BEGIN DATA EXTRACT

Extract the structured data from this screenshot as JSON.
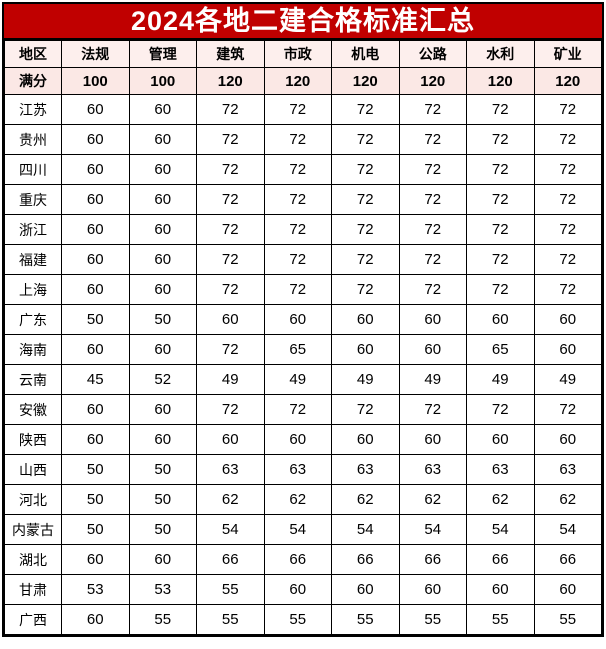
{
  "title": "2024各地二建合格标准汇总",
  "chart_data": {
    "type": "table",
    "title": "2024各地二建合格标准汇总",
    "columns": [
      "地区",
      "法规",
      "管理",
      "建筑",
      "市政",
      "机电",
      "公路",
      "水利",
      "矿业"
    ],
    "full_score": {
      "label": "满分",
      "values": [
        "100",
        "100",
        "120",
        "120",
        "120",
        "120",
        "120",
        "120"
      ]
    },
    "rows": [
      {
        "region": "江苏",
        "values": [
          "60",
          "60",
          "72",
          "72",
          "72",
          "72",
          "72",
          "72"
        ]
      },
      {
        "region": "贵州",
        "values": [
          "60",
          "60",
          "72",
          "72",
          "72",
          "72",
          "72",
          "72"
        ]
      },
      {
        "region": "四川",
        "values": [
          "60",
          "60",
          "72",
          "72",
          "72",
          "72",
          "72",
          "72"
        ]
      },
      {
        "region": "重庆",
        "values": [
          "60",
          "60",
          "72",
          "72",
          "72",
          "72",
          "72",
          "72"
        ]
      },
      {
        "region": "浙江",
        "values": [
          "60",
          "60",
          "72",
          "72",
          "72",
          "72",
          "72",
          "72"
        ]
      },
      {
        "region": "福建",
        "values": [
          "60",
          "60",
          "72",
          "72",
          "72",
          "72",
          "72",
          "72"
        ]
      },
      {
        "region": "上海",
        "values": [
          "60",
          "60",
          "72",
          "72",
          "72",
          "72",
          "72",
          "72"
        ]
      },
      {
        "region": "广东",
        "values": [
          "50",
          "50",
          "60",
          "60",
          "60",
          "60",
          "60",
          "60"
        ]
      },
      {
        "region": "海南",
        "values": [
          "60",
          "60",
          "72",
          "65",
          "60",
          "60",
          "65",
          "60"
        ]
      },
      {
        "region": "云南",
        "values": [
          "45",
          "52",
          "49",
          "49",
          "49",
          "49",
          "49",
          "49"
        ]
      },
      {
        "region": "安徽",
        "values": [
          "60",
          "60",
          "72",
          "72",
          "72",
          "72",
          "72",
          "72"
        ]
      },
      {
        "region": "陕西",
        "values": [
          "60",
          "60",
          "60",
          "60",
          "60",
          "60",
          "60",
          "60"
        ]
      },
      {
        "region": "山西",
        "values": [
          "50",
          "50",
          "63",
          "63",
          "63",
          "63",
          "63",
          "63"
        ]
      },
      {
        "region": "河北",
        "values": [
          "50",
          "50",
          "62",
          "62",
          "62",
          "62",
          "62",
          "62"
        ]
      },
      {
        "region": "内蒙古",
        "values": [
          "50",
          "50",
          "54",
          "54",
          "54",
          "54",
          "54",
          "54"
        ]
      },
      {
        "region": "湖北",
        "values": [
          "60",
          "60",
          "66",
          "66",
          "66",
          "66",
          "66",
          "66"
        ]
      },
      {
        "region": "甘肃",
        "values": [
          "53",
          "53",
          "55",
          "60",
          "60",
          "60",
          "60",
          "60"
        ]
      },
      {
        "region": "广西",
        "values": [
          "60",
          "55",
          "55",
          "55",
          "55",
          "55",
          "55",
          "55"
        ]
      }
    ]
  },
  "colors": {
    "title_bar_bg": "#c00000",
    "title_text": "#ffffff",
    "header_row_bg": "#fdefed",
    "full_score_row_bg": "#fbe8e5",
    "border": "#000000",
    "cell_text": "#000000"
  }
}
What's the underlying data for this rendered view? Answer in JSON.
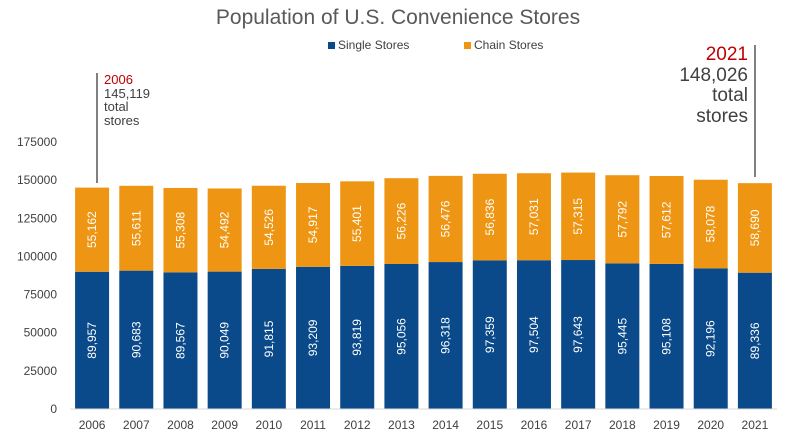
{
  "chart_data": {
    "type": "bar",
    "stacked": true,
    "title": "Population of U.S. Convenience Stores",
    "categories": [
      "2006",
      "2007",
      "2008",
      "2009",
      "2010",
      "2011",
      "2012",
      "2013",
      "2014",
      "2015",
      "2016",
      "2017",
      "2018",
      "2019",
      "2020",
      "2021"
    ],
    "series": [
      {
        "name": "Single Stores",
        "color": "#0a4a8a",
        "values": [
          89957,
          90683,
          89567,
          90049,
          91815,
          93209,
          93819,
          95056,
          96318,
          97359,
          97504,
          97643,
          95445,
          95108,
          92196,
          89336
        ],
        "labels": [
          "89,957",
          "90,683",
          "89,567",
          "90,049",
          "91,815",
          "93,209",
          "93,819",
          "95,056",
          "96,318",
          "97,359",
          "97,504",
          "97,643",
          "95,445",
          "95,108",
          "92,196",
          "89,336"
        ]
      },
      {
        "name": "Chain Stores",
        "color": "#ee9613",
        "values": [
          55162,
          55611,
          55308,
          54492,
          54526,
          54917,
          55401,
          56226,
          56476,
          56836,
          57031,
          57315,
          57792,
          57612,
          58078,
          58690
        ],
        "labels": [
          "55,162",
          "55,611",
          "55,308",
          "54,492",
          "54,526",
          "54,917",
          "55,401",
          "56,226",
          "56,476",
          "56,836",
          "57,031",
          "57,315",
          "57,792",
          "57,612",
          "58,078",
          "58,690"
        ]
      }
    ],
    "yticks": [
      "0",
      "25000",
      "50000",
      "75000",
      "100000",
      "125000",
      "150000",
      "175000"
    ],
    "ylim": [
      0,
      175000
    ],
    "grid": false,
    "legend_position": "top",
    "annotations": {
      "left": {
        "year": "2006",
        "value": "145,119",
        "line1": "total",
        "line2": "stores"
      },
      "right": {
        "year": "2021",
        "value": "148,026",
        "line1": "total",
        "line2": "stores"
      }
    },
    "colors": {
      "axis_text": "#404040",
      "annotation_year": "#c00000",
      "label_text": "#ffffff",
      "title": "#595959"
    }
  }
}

END DATA EXTRACT

## SHORT EXERCISE
What you return should match the records above word for word, minus the pictures.

## ANSWER FOR THE TASK
Extract the structured data from this screenshot as JSON.
{
  "title": "2024各地二建合格标准汇总",
  "chart_data": {
    "type": "table",
    "title": "2024各地二建合格标准汇总",
    "columns": [
      "地区",
      "法规",
      "管理",
      "建筑",
      "市政",
      "机电",
      "公路",
      "水利",
      "矿业"
    ],
    "full_score": {
      "label": "满分",
      "values": [
        "100",
        "100",
        "120",
        "120",
        "120",
        "120",
        "120",
        "120"
      ]
    },
    "rows": [
      {
        "region": "江苏",
        "values": [
          "60",
          "60",
          "72",
          "72",
          "72",
          "72",
          "72",
          "72"
        ]
      },
      {
        "region": "贵州",
        "values": [
          "60",
          "60",
          "72",
          "72",
          "72",
          "72",
          "72",
          "72"
        ]
      },
      {
        "region": "四川",
        "values": [
          "60",
          "60",
          "72",
          "72",
          "72",
          "72",
          "72",
          "72"
        ]
      },
      {
        "region": "重庆",
        "values": [
          "60",
          "60",
          "72",
          "72",
          "72",
          "72",
          "72",
          "72"
        ]
      },
      {
        "region": "浙江",
        "values": [
          "60",
          "60",
          "72",
          "72",
          "72",
          "72",
          "72",
          "72"
        ]
      },
      {
        "region": "福建",
        "values": [
          "60",
          "60",
          "72",
          "72",
          "72",
          "72",
          "72",
          "72"
        ]
      },
      {
        "region": "上海",
        "values": [
          "60",
          "60",
          "72",
          "72",
          "72",
          "72",
          "72",
          "72"
        ]
      },
      {
        "region": "广东",
        "values": [
          "50",
          "50",
          "60",
          "60",
          "60",
          "60",
          "60",
          "60"
        ]
      },
      {
        "region": "海南",
        "values": [
          "60",
          "60",
          "72",
          "65",
          "60",
          "60",
          "65",
          "60"
        ]
      },
      {
        "region": "云南",
        "values": [
          "45",
          "52",
          "49",
          "49",
          "49",
          "49",
          "49",
          "49"
        ]
      },
      {
        "region": "安徽",
        "values": [
          "60",
          "60",
          "72",
          "72",
          "72",
          "72",
          "72",
          "72"
        ]
      },
      {
        "region": "陕西",
        "values": [
          "60",
          "60",
          "60",
          "60",
          "60",
          "60",
          "60",
          "60"
        ]
      },
      {
        "region": "山西",
        "values": [
          "50",
          "50",
          "63",
          "63",
          "63",
          "63",
          "63",
          "63"
        ]
      },
      {
        "region": "河北",
        "values": [
          "50",
          "50",
          "62",
          "62",
          "62",
          "62",
          "62",
          "62"
        ]
      },
      {
        "region": "内蒙古",
        "values": [
          "50",
          "50",
          "54",
          "54",
          "54",
          "54",
          "54",
          "54"
        ]
      },
      {
        "region": "湖北",
        "values": [
          "60",
          "60",
          "66",
          "66",
          "66",
          "66",
          "66",
          "66"
        ]
      },
      {
        "region": "甘肃",
        "values": [
          "53",
          "53",
          "55",
          "60",
          "60",
          "60",
          "60",
          "60"
        ]
      },
      {
        "region": "广西",
        "values": [
          "60",
          "55",
          "55",
          "55",
          "55",
          "55",
          "55",
          "55"
        ]
      }
    ]
  },
  "colors": {
    "title_bar_bg": "#c00000",
    "title_text": "#ffffff",
    "header_row_bg": "#fdefed",
    "full_score_row_bg": "#fbe8e5",
    "border": "#000000",
    "cell_text": "#000000"
  }
}
What's the underlying data for this rendered view? Answer in JSON.
{
  "chart_data": {
    "type": "bar",
    "stacked": true,
    "title": "Population of U.S. Convenience Stores",
    "categories": [
      "2006",
      "2007",
      "2008",
      "2009",
      "2010",
      "2011",
      "2012",
      "2013",
      "2014",
      "2015",
      "2016",
      "2017",
      "2018",
      "2019",
      "2020",
      "2021"
    ],
    "series": [
      {
        "name": "Single Stores",
        "color": "#0a4a8a",
        "values": [
          89957,
          90683,
          89567,
          90049,
          91815,
          93209,
          93819,
          95056,
          96318,
          97359,
          97504,
          97643,
          95445,
          95108,
          92196,
          89336
        ],
        "labels": [
          "89,957",
          "90,683",
          "89,567",
          "90,049",
          "91,815",
          "93,209",
          "93,819",
          "95,056",
          "96,318",
          "97,359",
          "97,504",
          "97,643",
          "95,445",
          "95,108",
          "92,196",
          "89,336"
        ]
      },
      {
        "name": "Chain Stores",
        "color": "#ee9613",
        "values": [
          55162,
          55611,
          55308,
          54492,
          54526,
          54917,
          55401,
          56226,
          56476,
          56836,
          57031,
          57315,
          57792,
          57612,
          58078,
          58690
        ],
        "labels": [
          "55,162",
          "55,611",
          "55,308",
          "54,492",
          "54,526",
          "54,917",
          "55,401",
          "56,226",
          "56,476",
          "56,836",
          "57,031",
          "57,315",
          "57,792",
          "57,612",
          "58,078",
          "58,690"
        ]
      }
    ],
    "yticks": [
      "0",
      "25000",
      "50000",
      "75000",
      "100000",
      "125000",
      "150000",
      "175000"
    ],
    "ylim": [
      0,
      175000
    ],
    "grid": false,
    "legend_position": "top",
    "annotations": {
      "left": {
        "year": "2006",
        "value": "145,119",
        "line1": "total",
        "line2": "stores"
      },
      "right": {
        "year": "2021",
        "value": "148,026",
        "line1": "total",
        "line2": "stores"
      }
    },
    "colors": {
      "axis_text": "#404040",
      "annotation_year": "#c00000",
      "label_text": "#ffffff",
      "title": "#595959"
    }
  }
}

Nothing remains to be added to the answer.